Look through the material below for "inch". Copy every line that contains it.
BEGIN Supplied material
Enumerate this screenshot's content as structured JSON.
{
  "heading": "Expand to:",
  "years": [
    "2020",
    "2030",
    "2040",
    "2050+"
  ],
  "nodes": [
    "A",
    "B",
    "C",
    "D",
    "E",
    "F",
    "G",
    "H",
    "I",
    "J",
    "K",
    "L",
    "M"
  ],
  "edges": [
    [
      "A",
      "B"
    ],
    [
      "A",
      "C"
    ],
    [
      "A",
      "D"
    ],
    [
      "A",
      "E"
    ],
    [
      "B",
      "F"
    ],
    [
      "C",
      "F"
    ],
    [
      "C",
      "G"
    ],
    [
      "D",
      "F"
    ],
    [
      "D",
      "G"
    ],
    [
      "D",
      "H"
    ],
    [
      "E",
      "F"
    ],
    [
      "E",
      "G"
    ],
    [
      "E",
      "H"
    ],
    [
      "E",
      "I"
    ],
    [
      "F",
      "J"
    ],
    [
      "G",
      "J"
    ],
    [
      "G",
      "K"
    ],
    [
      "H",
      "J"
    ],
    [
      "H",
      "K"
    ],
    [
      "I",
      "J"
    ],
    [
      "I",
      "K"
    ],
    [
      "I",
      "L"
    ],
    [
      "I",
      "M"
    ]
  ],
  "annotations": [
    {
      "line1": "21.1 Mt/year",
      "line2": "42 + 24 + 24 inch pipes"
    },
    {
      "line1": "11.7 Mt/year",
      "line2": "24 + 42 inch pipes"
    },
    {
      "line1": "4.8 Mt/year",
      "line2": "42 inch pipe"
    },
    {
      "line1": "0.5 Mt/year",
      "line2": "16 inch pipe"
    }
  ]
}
END Supplied material
> [Completed task]:
      "line2": "42 + 24 + 24 inch pipes"
      "line2": "24 + 42 inch pipes"
      "line2": "42 inch pipe"
      "line2": "16 inch pipe"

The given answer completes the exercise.